* [SET TASK]:
Answer these questions from the notes on special relativity.
1. What year is given for special relativity?
2. Under the Lorentz transform, what does y' equal?
3. What name is given to the statement that there is no distinguished inertial frame?

* [SELECTION]:

Literature Original articles:

Preliminaries: special relativity (A.Einstein, 1905)

Events, reference frame, inertial frame
Lorentz transform \[\begin{align}x'=\frac{x-vt}{\sqrt{1-\frac{v^2}{c^2}}}\end{align}\] \[\begin{align}y'=y\end{align}\] \[\begin{align}z'=z\end{align}\] \[\begin{align}t'=\frac{t-\frac{v}{c^2}x}{\sqrt{1-\frac{v^2}{c^2}}}\end{align}\] Maxwell's equations are covariant to Lorentz transforms \(\bf{\rightarrow}\) The velocity of light is independent of the chosen inertial frame. Michelson, 1881, Michelson and Morley, 1887.
There is no distinguished inertial frame (principle of relativity) \(\bf{\rightarrow}\) Lorentz transform expresses a basic symmetry of spacetime.

* [COLLECTED DATA]:
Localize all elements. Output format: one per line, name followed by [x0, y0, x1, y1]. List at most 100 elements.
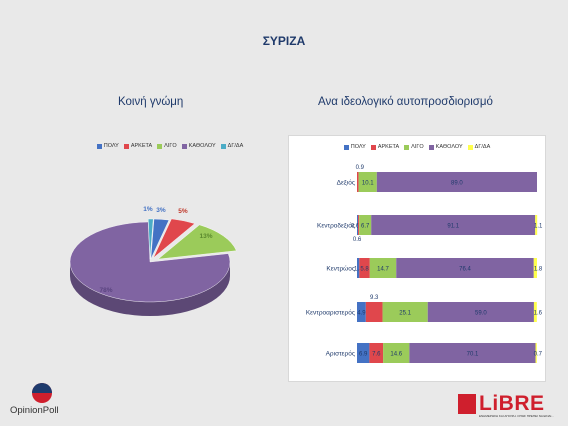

* [CORRECT RESPONSE]:
1. 1905
2. y
3. The principle of relativity